TASK OBJECTIVE. Give all the lines below again, exactly, with no pictures.

Stored entries.
━━━━━━━━━━━━━━━━

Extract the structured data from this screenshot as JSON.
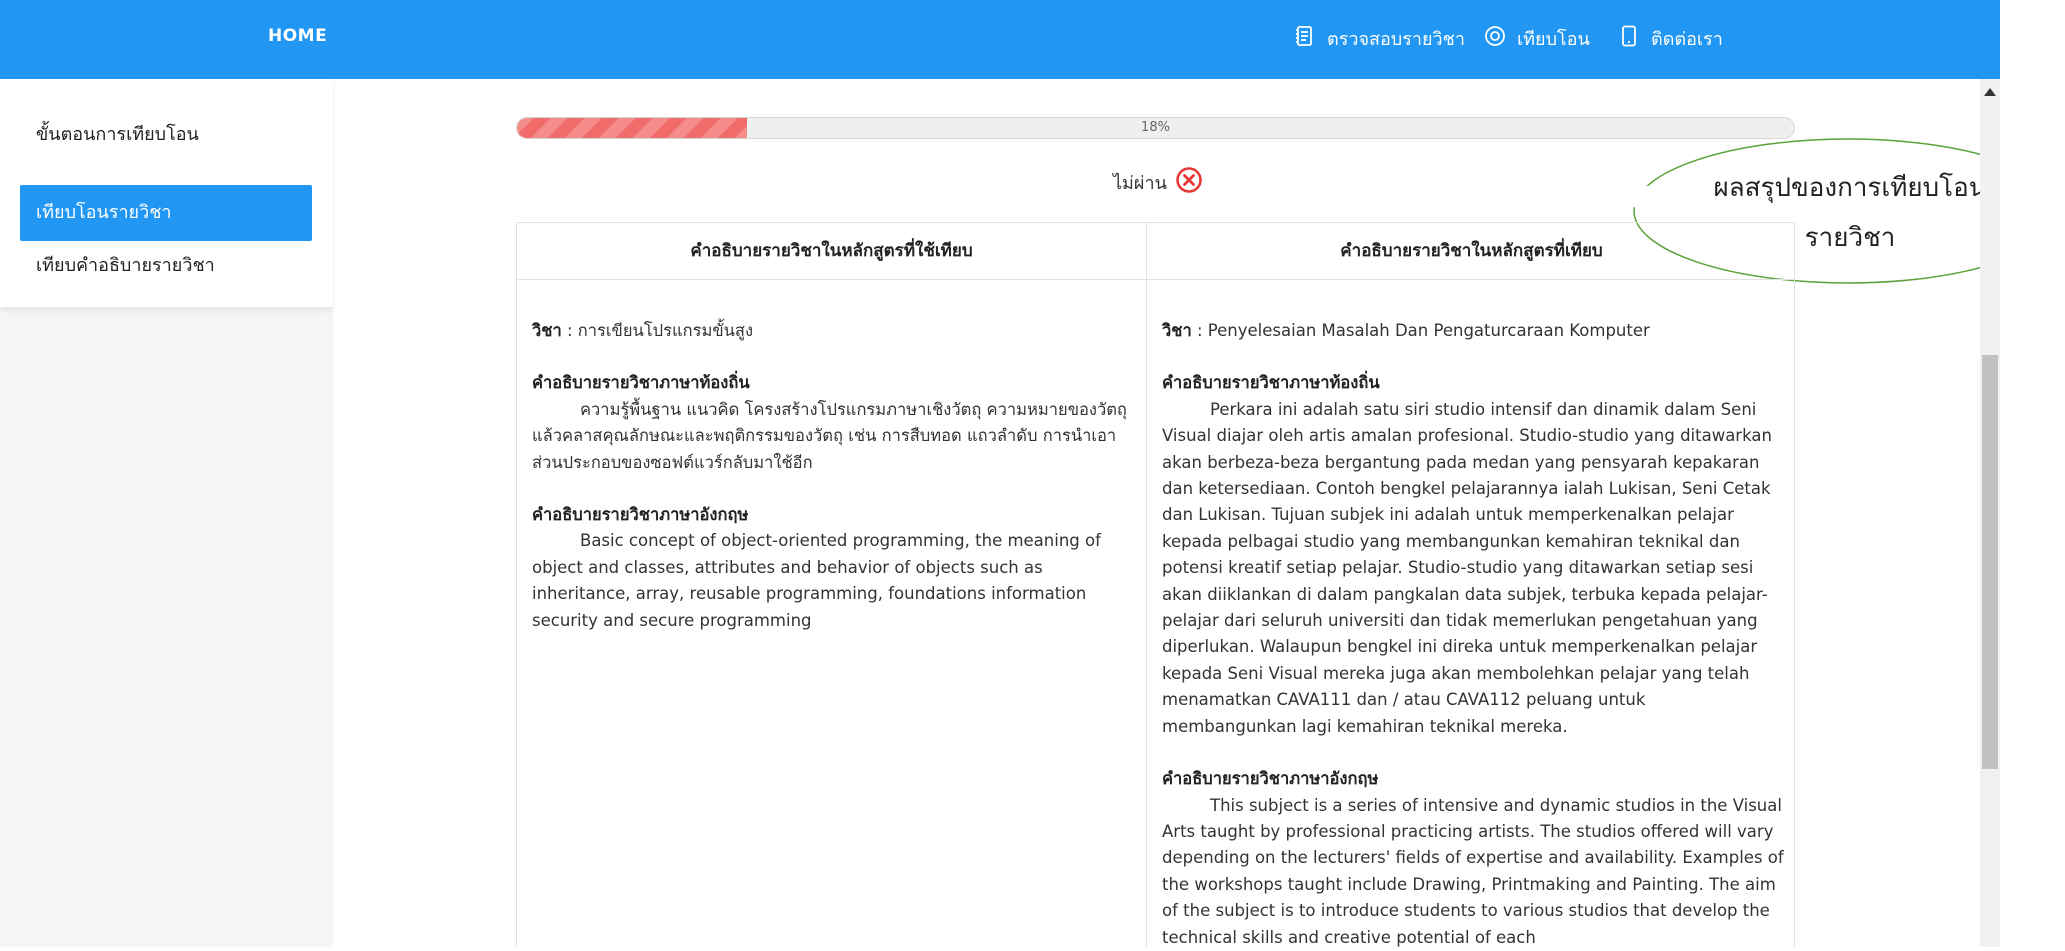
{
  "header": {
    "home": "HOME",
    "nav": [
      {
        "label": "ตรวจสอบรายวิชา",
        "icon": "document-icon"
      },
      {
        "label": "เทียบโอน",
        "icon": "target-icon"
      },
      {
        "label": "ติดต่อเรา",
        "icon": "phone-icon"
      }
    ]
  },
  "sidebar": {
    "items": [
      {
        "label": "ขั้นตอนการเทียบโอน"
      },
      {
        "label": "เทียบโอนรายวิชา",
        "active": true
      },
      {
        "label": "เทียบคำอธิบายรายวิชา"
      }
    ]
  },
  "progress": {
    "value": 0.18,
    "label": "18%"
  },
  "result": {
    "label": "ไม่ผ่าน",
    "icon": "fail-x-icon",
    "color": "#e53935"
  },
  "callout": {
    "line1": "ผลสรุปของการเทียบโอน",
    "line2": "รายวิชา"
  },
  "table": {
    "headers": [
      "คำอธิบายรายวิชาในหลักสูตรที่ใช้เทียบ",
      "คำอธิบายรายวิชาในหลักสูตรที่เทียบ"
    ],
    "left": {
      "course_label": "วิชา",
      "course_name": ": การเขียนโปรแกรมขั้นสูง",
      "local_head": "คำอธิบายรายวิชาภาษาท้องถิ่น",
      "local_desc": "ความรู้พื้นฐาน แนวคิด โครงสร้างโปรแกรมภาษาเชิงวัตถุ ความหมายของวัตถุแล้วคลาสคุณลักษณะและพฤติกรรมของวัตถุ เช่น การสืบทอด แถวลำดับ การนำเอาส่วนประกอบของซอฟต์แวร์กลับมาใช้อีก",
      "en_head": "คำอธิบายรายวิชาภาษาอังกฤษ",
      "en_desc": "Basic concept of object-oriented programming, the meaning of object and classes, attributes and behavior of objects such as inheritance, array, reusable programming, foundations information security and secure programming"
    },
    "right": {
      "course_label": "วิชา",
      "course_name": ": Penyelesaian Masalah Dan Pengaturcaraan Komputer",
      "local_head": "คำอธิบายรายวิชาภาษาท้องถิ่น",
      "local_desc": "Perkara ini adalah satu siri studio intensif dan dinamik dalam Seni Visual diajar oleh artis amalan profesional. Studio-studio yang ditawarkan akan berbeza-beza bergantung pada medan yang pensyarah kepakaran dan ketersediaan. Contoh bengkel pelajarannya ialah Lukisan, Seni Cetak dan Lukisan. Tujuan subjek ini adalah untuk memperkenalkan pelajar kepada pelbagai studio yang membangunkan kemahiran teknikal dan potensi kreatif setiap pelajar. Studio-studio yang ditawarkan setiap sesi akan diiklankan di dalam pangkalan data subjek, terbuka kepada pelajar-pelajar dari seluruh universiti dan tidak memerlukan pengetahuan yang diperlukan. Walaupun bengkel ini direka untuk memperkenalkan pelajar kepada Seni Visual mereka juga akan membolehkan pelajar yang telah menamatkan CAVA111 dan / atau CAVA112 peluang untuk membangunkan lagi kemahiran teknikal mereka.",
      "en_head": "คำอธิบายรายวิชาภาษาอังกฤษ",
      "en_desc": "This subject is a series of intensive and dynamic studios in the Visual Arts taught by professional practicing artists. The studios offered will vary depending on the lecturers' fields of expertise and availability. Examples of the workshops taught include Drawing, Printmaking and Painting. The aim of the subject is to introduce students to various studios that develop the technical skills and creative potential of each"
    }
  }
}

━━━━━━━━━━━━━━━━

FINAL ANSWER.
Extract the structured data from this screenshot as JSON.
{
  "header": {
    "home": "HOME",
    "nav": [
      {
        "label": "ตรวจสอบรายวิชา",
        "icon": "document-icon"
      },
      {
        "label": "เทียบโอน",
        "icon": "target-icon"
      },
      {
        "label": "ติดต่อเรา",
        "icon": "phone-icon"
      }
    ]
  },
  "sidebar": {
    "items": [
      {
        "label": "ขั้นตอนการเทียบโอน"
      },
      {
        "label": "เทียบโอนรายวิชา",
        "active": true
      },
      {
        "label": "เทียบคำอธิบายรายวิชา"
      }
    ]
  },
  "progress": {
    "value": 0.18,
    "label": "18%"
  },
  "result": {
    "label": "ไม่ผ่าน",
    "icon": "fail-x-icon",
    "color": "#e53935"
  },
  "callout": {
    "line1": "ผลสรุปของการเทียบโอน",
    "line2": "รายวิชา"
  },
  "table": {
    "headers": [
      "คำอธิบายรายวิชาในหลักสูตรที่ใช้เทียบ",
      "คำอธิบายรายวิชาในหลักสูตรที่เทียบ"
    ],
    "left": {
      "course_label": "วิชา",
      "course_name": ": การเขียนโปรแกรมขั้นสูง",
      "local_head": "คำอธิบายรายวิชาภาษาท้องถิ่น",
      "local_desc": "ความรู้พื้นฐาน แนวคิด โครงสร้างโปรแกรมภาษาเชิงวัตถุ ความหมายของวัตถุแล้วคลาสคุณลักษณะและพฤติกรรมของวัตถุ เช่น การสืบทอด แถวลำดับ การนำเอาส่วนประกอบของซอฟต์แวร์กลับมาใช้อีก",
      "en_head": "คำอธิบายรายวิชาภาษาอังกฤษ",
      "en_desc": "Basic concept of object-oriented programming, the meaning of object and classes, attributes and behavior of objects such as inheritance, array, reusable programming, foundations information security and secure programming"
    },
    "right": {
      "course_label": "วิชา",
      "course_name": ": Penyelesaian Masalah Dan Pengaturcaraan Komputer",
      "local_head": "คำอธิบายรายวิชาภาษาท้องถิ่น",
      "local_desc": "Perkara ini adalah satu siri studio intensif dan dinamik dalam Seni Visual diajar oleh artis amalan profesional. Studio-studio yang ditawarkan akan berbeza-beza bergantung pada medan yang pensyarah kepakaran dan ketersediaan. Contoh bengkel pelajarannya ialah Lukisan, Seni Cetak dan Lukisan. Tujuan subjek ini adalah untuk memperkenalkan pelajar kepada pelbagai studio yang membangunkan kemahiran teknikal dan potensi kreatif setiap pelajar. Studio-studio yang ditawarkan setiap sesi akan diiklankan di dalam pangkalan data subjek, terbuka kepada pelajar-pelajar dari seluruh universiti dan tidak memerlukan pengetahuan yang diperlukan. Walaupun bengkel ini direka untuk memperkenalkan pelajar kepada Seni Visual mereka juga akan membolehkan pelajar yang telah menamatkan CAVA111 dan / atau CAVA112 peluang untuk membangunkan lagi kemahiran teknikal mereka.",
      "en_head": "คำอธิบายรายวิชาภาษาอังกฤษ",
      "en_desc": "This subject is a series of intensive and dynamic studios in the Visual Arts taught by professional practicing artists. The studios offered will vary depending on the lecturers' fields of expertise and availability. Examples of the workshops taught include Drawing, Printmaking and Painting. The aim of the subject is to introduce students to various studios that develop the technical skills and creative potential of each"
    }
  }
}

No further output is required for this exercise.